_THE REQUEST_
Track down each line that has the word "strategi" and copy it.

Collection entries

************

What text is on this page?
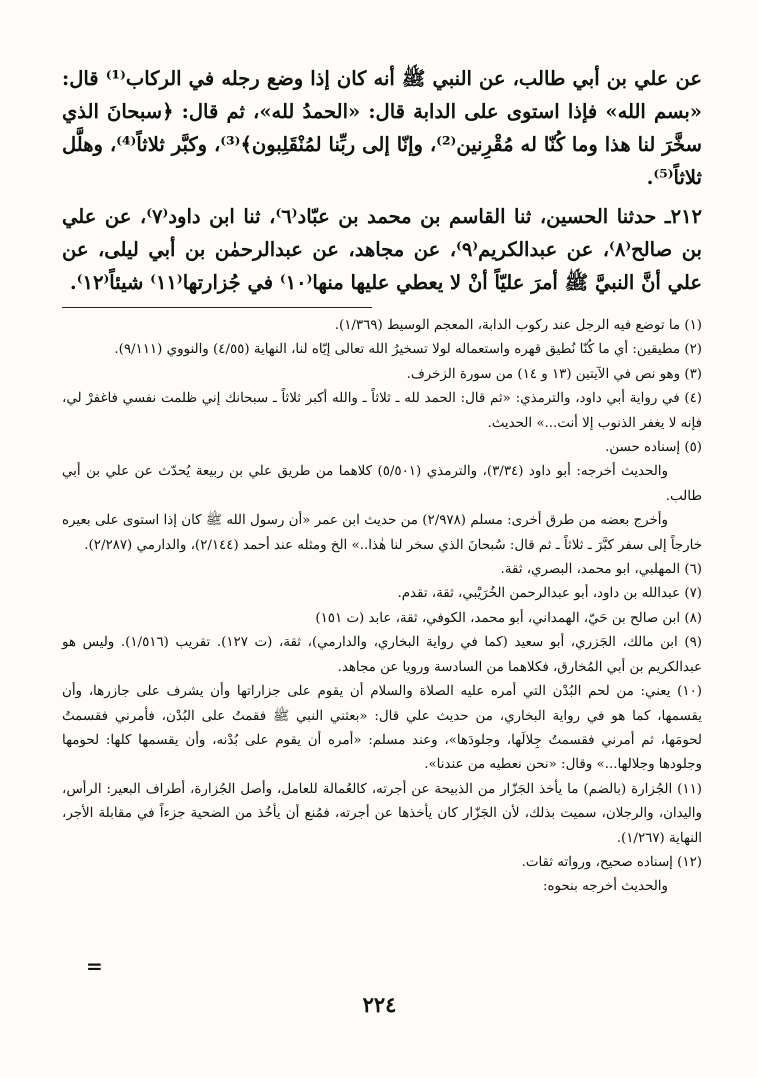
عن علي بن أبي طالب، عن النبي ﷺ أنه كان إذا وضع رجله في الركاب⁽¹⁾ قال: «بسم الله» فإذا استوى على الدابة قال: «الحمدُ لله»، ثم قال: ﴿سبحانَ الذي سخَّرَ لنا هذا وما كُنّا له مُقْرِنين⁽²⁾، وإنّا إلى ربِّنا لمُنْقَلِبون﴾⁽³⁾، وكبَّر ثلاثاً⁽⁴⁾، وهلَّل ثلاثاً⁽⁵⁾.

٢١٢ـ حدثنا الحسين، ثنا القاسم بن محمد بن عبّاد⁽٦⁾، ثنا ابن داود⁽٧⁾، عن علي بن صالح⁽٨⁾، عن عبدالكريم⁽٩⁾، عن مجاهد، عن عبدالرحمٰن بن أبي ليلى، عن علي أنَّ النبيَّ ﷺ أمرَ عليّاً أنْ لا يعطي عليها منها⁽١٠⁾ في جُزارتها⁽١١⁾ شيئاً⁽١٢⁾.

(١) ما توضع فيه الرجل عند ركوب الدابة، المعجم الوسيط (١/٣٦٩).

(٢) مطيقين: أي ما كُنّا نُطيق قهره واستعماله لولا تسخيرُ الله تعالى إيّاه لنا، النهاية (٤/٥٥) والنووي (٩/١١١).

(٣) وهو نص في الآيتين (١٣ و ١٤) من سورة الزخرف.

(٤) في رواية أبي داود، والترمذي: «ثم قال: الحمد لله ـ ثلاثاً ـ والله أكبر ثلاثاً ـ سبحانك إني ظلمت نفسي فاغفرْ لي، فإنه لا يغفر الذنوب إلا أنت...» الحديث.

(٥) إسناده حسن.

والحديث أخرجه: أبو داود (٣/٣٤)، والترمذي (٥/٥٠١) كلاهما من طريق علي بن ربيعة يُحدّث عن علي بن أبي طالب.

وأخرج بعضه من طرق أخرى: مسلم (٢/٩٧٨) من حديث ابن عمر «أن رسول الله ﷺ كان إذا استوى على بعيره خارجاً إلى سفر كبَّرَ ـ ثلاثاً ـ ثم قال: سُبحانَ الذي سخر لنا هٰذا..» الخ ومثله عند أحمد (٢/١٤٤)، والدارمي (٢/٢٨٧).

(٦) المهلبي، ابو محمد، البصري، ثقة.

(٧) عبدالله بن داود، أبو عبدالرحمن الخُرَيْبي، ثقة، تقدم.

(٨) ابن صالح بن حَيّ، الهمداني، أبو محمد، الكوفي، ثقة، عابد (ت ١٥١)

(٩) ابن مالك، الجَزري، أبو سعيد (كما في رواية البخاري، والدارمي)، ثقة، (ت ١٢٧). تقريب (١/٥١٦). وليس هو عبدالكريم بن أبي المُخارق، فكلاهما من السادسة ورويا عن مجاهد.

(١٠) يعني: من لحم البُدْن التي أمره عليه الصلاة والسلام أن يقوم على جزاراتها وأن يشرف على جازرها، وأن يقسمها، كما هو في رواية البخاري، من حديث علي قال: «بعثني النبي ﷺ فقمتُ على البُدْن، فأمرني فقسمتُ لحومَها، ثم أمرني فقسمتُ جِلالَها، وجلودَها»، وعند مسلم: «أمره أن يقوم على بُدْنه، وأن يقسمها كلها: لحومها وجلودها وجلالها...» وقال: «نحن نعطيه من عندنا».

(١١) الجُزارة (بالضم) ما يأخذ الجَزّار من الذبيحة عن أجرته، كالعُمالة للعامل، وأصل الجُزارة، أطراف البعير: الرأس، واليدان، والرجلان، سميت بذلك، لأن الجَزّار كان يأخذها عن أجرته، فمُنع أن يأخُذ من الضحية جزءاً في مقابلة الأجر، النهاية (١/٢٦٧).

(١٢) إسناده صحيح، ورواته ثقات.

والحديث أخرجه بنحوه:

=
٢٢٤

************

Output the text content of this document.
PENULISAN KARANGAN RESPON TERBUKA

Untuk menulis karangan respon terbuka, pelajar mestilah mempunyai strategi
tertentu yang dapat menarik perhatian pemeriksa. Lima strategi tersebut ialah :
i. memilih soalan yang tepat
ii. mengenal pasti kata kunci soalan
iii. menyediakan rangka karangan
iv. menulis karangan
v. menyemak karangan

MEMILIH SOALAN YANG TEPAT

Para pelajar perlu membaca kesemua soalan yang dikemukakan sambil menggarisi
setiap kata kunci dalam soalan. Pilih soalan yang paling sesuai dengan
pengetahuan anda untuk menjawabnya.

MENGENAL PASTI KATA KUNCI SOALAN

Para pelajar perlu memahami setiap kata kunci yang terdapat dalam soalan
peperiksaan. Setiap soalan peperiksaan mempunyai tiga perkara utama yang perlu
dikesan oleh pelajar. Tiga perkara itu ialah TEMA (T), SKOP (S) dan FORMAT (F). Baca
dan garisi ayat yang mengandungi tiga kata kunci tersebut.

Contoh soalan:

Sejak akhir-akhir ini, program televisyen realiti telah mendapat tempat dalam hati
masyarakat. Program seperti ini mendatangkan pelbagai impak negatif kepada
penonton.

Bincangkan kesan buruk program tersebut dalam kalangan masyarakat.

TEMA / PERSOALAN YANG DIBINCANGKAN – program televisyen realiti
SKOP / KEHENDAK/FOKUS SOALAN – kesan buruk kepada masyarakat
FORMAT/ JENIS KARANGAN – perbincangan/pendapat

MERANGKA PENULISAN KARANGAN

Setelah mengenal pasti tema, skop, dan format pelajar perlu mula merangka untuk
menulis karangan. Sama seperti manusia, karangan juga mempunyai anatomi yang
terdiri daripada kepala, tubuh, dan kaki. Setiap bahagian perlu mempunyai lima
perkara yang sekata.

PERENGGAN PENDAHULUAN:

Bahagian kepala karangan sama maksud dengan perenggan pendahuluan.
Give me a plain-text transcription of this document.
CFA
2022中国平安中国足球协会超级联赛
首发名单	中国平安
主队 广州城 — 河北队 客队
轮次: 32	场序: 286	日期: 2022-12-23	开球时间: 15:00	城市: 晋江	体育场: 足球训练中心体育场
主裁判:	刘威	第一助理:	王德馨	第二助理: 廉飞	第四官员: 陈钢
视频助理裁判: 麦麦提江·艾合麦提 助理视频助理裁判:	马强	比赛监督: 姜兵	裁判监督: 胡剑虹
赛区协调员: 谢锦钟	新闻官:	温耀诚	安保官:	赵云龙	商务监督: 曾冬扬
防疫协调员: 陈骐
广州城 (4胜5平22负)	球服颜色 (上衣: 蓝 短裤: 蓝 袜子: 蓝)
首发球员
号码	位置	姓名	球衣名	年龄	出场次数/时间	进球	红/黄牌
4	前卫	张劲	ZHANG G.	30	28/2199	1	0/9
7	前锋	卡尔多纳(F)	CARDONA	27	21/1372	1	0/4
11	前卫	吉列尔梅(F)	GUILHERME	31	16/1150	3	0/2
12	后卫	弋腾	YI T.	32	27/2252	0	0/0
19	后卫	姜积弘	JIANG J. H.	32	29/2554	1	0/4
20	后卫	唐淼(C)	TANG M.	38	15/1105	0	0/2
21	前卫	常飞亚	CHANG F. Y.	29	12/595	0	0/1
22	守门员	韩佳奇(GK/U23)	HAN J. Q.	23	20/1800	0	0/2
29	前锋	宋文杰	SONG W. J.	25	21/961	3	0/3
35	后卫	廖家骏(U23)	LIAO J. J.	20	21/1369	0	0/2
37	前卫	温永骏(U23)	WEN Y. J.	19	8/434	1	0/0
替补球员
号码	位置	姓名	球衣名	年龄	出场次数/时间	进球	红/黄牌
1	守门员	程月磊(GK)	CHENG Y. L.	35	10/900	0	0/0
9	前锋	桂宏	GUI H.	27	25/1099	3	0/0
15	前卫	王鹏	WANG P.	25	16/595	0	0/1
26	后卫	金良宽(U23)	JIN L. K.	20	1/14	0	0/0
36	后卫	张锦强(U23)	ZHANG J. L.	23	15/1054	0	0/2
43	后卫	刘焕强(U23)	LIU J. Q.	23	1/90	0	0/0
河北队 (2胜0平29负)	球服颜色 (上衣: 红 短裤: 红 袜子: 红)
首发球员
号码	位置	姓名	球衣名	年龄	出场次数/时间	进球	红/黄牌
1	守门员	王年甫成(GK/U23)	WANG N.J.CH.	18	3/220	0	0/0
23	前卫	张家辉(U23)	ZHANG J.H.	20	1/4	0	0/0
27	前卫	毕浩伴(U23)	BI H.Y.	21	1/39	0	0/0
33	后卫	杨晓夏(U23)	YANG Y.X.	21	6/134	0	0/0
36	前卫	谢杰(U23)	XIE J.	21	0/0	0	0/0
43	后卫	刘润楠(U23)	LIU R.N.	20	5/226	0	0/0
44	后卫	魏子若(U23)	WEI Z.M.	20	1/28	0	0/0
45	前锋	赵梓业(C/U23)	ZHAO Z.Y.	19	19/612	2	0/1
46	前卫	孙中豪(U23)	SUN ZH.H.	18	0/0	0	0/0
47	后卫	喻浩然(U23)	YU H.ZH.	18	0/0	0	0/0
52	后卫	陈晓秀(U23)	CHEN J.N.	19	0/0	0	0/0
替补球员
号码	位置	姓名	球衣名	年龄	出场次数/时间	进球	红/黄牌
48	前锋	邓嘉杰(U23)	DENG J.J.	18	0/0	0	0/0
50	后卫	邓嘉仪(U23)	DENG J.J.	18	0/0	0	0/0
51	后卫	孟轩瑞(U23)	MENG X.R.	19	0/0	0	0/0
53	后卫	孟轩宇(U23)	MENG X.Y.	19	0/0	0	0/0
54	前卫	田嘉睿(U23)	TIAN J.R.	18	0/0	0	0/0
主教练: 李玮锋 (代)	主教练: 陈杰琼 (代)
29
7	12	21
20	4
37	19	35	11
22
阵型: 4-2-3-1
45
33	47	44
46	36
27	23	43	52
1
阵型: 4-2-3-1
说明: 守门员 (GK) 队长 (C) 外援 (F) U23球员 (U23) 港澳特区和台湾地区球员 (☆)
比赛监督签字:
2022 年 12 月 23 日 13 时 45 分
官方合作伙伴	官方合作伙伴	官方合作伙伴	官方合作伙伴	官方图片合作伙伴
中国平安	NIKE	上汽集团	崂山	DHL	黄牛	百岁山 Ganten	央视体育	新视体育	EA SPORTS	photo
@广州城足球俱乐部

************

_RESULT BELOW_
Untuk menulis karangan respon terbuka, pelajar mestilah mempunyai strategi
tertentu yang dapat menarik perhatian pemeriksa. Lima strategi tersebut ialah :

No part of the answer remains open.